Entries with figure data:
* * * * * * * * *

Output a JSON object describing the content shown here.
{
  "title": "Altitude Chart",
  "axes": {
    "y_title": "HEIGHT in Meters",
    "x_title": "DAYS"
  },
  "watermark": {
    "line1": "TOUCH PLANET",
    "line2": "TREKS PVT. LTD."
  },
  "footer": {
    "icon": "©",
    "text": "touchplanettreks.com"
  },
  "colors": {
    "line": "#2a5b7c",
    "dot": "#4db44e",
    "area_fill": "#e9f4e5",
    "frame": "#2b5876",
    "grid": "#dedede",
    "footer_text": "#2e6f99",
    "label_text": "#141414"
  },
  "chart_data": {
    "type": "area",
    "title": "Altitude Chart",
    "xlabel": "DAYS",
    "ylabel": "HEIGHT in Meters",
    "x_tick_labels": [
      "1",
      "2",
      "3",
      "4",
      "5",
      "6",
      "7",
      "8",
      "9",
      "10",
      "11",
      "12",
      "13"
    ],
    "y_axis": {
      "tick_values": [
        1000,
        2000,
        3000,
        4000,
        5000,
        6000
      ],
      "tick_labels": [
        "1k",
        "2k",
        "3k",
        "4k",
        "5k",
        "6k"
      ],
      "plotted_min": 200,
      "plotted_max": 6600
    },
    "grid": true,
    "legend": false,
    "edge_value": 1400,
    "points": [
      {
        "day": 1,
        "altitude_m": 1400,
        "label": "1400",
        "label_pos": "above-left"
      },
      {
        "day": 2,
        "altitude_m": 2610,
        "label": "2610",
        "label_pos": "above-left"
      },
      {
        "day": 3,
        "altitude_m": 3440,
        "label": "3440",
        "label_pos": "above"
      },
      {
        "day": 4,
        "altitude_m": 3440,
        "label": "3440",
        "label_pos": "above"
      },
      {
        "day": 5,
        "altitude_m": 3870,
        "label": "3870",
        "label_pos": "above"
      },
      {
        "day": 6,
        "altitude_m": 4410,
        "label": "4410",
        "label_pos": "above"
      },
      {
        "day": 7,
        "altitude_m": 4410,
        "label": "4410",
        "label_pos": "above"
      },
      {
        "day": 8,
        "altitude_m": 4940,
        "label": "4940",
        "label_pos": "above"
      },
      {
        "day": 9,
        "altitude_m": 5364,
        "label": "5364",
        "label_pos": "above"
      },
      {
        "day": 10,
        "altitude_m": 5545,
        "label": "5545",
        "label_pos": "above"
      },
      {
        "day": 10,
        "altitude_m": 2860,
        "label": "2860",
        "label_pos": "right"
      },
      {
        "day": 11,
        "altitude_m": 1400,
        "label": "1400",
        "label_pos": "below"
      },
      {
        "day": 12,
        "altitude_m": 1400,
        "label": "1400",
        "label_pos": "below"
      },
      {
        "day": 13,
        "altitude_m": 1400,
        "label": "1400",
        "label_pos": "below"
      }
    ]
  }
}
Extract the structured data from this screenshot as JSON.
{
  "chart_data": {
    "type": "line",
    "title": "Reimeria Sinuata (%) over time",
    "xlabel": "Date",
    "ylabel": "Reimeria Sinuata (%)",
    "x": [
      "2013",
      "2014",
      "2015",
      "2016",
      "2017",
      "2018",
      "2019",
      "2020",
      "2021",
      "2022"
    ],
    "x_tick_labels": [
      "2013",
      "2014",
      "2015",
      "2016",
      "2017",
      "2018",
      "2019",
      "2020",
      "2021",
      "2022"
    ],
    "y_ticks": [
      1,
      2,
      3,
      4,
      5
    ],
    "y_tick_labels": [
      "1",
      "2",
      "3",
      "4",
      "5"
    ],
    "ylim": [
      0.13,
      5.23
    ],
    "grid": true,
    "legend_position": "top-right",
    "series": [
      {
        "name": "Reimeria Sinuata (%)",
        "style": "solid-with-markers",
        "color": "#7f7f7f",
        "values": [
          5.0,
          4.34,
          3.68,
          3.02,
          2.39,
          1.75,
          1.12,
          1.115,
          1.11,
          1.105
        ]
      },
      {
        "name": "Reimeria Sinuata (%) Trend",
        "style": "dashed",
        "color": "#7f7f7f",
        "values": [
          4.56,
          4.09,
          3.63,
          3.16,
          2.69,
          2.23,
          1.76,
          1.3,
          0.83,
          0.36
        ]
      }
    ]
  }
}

* * * * * * * * *

**Written problem**
Copy every line that contains the string "Meters".

**Final result**
    "y_title": "HEIGHT in Meters",
    "ylabel": "HEIGHT in Meters",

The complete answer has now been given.